PROBLEM
Copy each line below exactly and leave the pictures out.

TASK DATA
::::::::
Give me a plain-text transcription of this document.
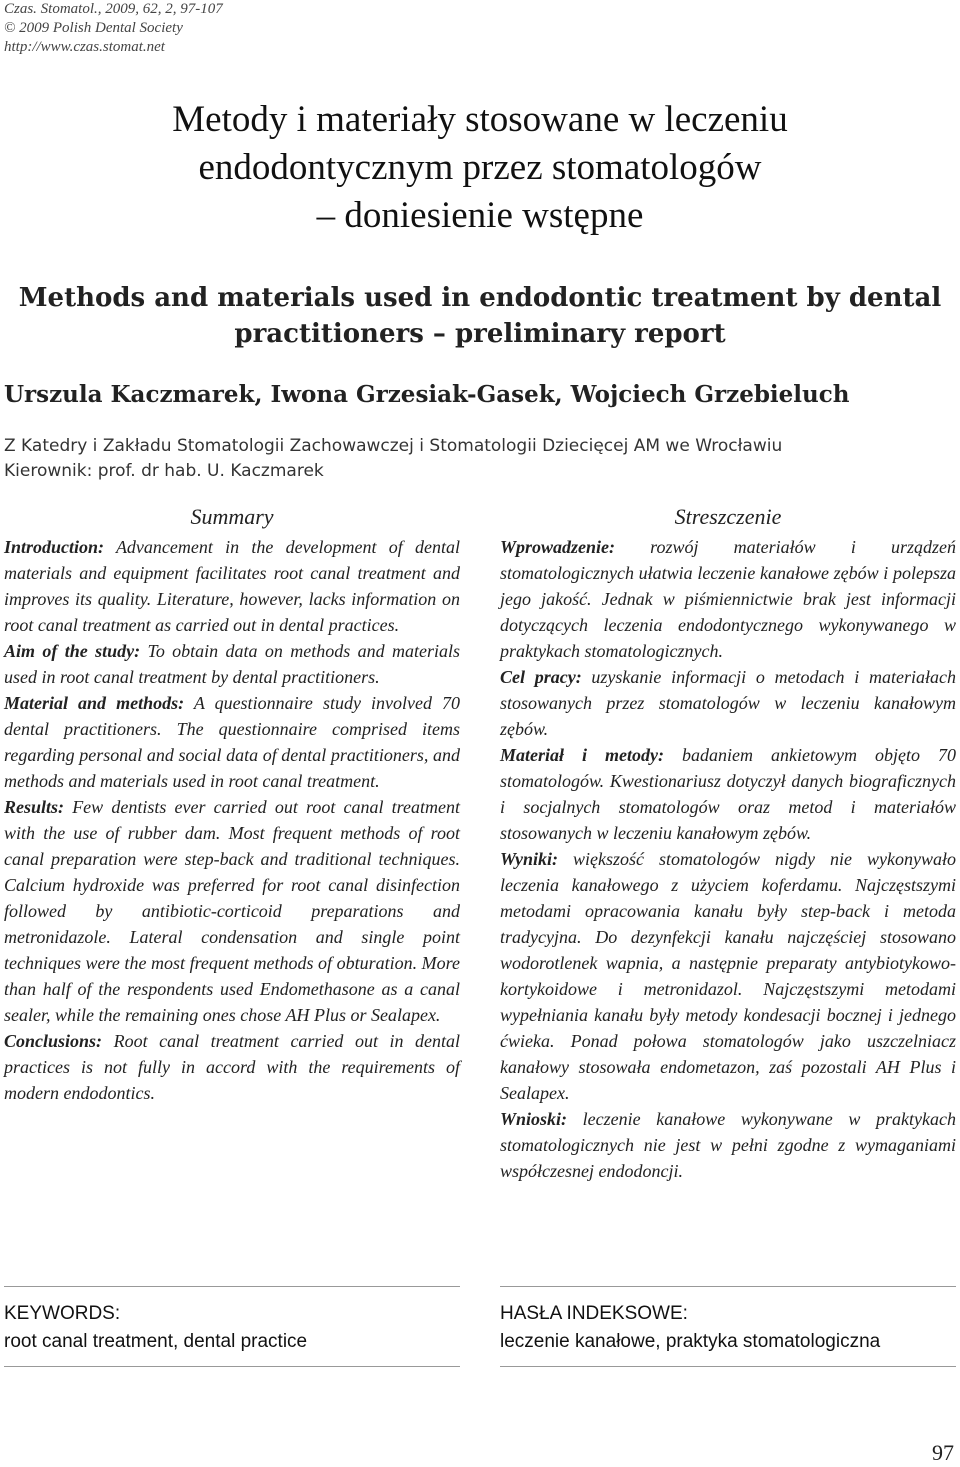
Czas. Stomatol., 2009, 62, 2, 97-107
© 2009 Polish Dental Society
http://www.czas.stomat.net
Metody i materiały stosowane w leczeniu
endodontycznym przez stomatologów
– doniesienie wstępne
Methods and materials used in endodontic treatment by dental
practitioners – preliminary report
Urszula Kaczmarek, Iwona Grzesiak-Gasek, Wojciech Grzebieluch
Z Katedry i Zakładu Stomatologii Zachowawczej i Stomatologii Dziecięcej AM we Wrocławiu
Kierownik: prof. dr hab. U. Kaczmarek
Summary

Introduction: Advancement in the development of dental materials and equipment facilitates root canal treatment and improves its quality. Literature, however, lacks information on root canal treatment as carried out in dental practices.

Aim of the study: To obtain data on methods and materials used in root canal treatment by dental practitioners.

Material and methods: A questionnaire study involved 70 dental practitioners. The questionnaire comprised items regarding personal and social data of dental practitioners, and methods and materials used in root canal treatment.

Results: Few dentists ever carried out root canal treatment with the use of rubber dam. Most frequent methods of root canal preparation were step-back and traditional techniques. Calcium hydroxide was preferred for root canal disinfection followed by antibiotic-corticoid preparations and metronidazole. Lateral condensation and single point techniques were the most frequent methods of obturation. More than half of the respondents used Endomethasone as a canal sealer, while the remaining ones chose AH Plus or Sealapex.

Conclusions: Root canal treatment carried out in dental practices is not fully in accord with the requirements of modern endodontics.

Streszczenie

Wprowadzenie: rozwój materiałów i urządzeń stomatologicznych ułatwia leczenie kanałowe zębów i polepsza jego jakość. Jednak w piśmiennictwie brak jest informacji dotyczących leczenia endodontycznego wykonywanego w praktykach stomatologicznych.

Cel pracy: uzyskanie informacji o metodach i materiałach stosowanych przez stomatologów w leczeniu kanałowym zębów.

Materiał i metody: badaniem ankietowym objęto 70 stomatologów. Kwestionariusz dotyczył danych biograficznych i socjalnych stomatologów oraz metod i materiałów stosowanych w leczeniu kanałowym zębów.

Wyniki: większość stomatologów nigdy nie wykonywało leczenia kanałowego z użyciem koferdamu. Najczęstszymi metodami opracowania kanału były step-back i metoda tradycyjna. Do dezynfekcji kanału najczęściej stosowano wodorotlenek wapnia, a następnie preparaty antybiotykowo-kortykoidowe i metronidazol. Najczęstszymi metodami wypełniania kanału były metody kondesacji bocznej i jednego ćwieka. Ponad połowa stomatologów jako uszczelniacz kanałowy stosowała endometazon, zaś pozostali AH Plus i Sealapex.

Wnioski: leczenie kanałowe wykonywane w praktykach stomatologicznych nie jest w pełni zgodne z wymaganiami współczesnej endodoncji.

KEYWORDS:
root canal treatment, dental practice
HASŁA INDEKSOWE:
leczenie kanałowe, praktyka stomatologiczna
97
::::::::
RESULT OF THE EXERCISE
Give me a plain-text transcription of this document.
Czas. Stomatol., 2009, 62, 2, 97-107
© 2009 Polish Dental Society
http://www.czas.stomat.net
Metody i materiały stosowane w leczeniu
endodontycznym przez stomatologów
– doniesienie wstępne
Methods and materials used in endodontic treatment by dental
practitioners – preliminary report
Urszula Kaczmarek, Iwona Grzesiak-Gasek, Wojciech Grzebieluch
Z Katedry i Zakładu Stomatologii Zachowawczej i Stomatologii Dziecięcej AM we Wrocławiu
Kierownik: prof. dr hab. U. Kaczmarek
Summary

Introduction: Advancement in the development of dental materials and equipment facilitates root canal treatment and improves its quality. Literature, however, lacks information on root canal treatment as carried out in dental practices.

Aim of the study: To obtain data on methods and materials used in root canal treatment by dental practitioners.

Material and methods: A questionnaire study involved 70 dental practitioners. The questionnaire comprised items regarding personal and social data of dental practitioners, and methods and materials used in root canal treatment.

Results: Few dentists ever carried out root canal treatment with the use of rubber dam. Most frequent methods of root canal preparation were step-back and traditional techniques. Calcium hydroxide was preferred for root canal disinfection followed by antibiotic-corticoid preparations and metronidazole. Lateral condensation and single point techniques were the most frequent methods of obturation. More than half of the respondents used Endomethasone as a canal sealer, while the remaining ones chose AH Plus or Sealapex.

Conclusions: Root canal treatment carried out in dental practices is not fully in accord with the requirements of modern endodontics.

Streszczenie

Wprowadzenie: rozwój materiałów i urządzeń stomatologicznych ułatwia leczenie kanałowe zębów i polepsza jego jakość. Jednak w piśmiennictwie brak jest informacji dotyczących leczenia endodontycznego wykonywanego w praktykach stomatologicznych.

Cel pracy: uzyskanie informacji o metodach i materiałach stosowanych przez stomatologów w leczeniu kanałowym zębów.

Materiał i metody: badaniem ankietowym objęto 70 stomatologów. Kwestionariusz dotyczył danych biograficznych i socjalnych stomatologów oraz metod i materiałów stosowanych w leczeniu kanałowym zębów.

Wyniki: większość stomatologów nigdy nie wykonywało leczenia kanałowego z użyciem koferdamu. Najczęstszymi metodami opracowania kanału były step-back i metoda tradycyjna. Do dezynfekcji kanału najczęściej stosowano wodorotlenek wapnia, a następnie preparaty antybiotykowo-kortykoidowe i metronidazol. Najczęstszymi metodami wypełniania kanału były metody kondesacji bocznej i jednego ćwieka. Ponad połowa stomatologów jako uszczelniacz kanałowy stosowała endometazon, zaś pozostali AH Plus i Sealapex.

Wnioski: leczenie kanałowe wykonywane w praktykach stomatologicznych nie jest w pełni zgodne z wymaganiami współczesnej endodoncji.

KEYWORDS:
root canal treatment, dental practice
HASŁA INDEKSOWE:
leczenie kanałowe, praktyka stomatologiczna
97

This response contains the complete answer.